Extract to read:

Start of Block

Review Your Insurance Annually
From the Volume 28 issue of the CCI Eastern Ontario Condo Contact Magazine
One of the largest expenses your condominium will face on an annual basis is your insurance premium, especially given the hard market we are in. Unfortunately, we also expect to see higher- than-normal increases in construction costs for 2021, with Eastern Ontario facing some of the largest increases nationwide. In fact, compared to the year-over-year national average, Ottawa has experienced the highest increases, with construction costs rising between 4% and 10% for both residential and non-residential properties.
Your condominium’s insurance premium reflects a dollar figure that appraisers refer to as the Total Insurable Value (“TIV”). This value is defined as the full replacement cost of a property and should include the cost of materials, labour, and professional fees, by-law and building code revisions, demolition and removal expenses, taxes, and inflation.
Here’s the catch: These costs fluctuate, so it’s important to review the adequacy of your coverage on an annual basis. An insurance appraisal ensures that you are not only paying accurate premiums, but also delivers peace of mind that your condo is sufficiently insured in the event of a total loss.

End of Block

To do:
(A) Rewrite the paragraph of the condo insurance article that begins "One of the largest expenses" in a shorter form, keeping its main facts.
(B) According to the condo insurance article, what costs should the Total Insurable Value include? List every one.
The lines that come after this text are not used in any of the work here.

Supplied material:
Start of Block

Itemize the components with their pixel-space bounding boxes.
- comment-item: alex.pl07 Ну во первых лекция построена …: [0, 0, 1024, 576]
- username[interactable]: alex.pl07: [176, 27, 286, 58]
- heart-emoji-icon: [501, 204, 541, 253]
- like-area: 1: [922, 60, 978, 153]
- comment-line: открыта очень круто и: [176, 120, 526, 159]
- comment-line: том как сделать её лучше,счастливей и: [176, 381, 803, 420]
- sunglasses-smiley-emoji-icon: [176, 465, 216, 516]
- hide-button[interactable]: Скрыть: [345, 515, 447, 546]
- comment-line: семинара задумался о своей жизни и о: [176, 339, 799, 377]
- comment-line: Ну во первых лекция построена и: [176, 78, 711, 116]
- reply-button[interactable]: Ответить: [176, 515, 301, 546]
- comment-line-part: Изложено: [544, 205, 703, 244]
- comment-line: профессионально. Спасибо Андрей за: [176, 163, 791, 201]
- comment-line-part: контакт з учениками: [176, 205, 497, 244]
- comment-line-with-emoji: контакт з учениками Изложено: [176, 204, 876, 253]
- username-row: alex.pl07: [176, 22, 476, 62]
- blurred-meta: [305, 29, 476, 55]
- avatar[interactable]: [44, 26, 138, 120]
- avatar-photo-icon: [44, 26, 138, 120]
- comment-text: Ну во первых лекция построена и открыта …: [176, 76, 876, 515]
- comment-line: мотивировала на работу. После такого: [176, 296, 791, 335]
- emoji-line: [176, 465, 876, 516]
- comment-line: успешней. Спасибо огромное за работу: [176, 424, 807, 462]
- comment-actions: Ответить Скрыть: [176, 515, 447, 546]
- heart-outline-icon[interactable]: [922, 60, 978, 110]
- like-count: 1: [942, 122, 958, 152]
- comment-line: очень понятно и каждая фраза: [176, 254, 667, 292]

End of Block

Results by task:
(A) Insurance premiums are one of a condominium's largest annual expenses, especially in the current hard market. Construction costs are expected to rise more than normal in 2021, with Eastern Ontario facing some of the largest increases in the country. Ottawa has seen the highest increases compared to the national year-over-year average, with residential and non-residential construction costs up between 4% and 10%.

(B)
- Materials
- Labour
- Professional fees
- By-law and building code revisions
- Demolition and removal expenses
- Taxes
- Inflation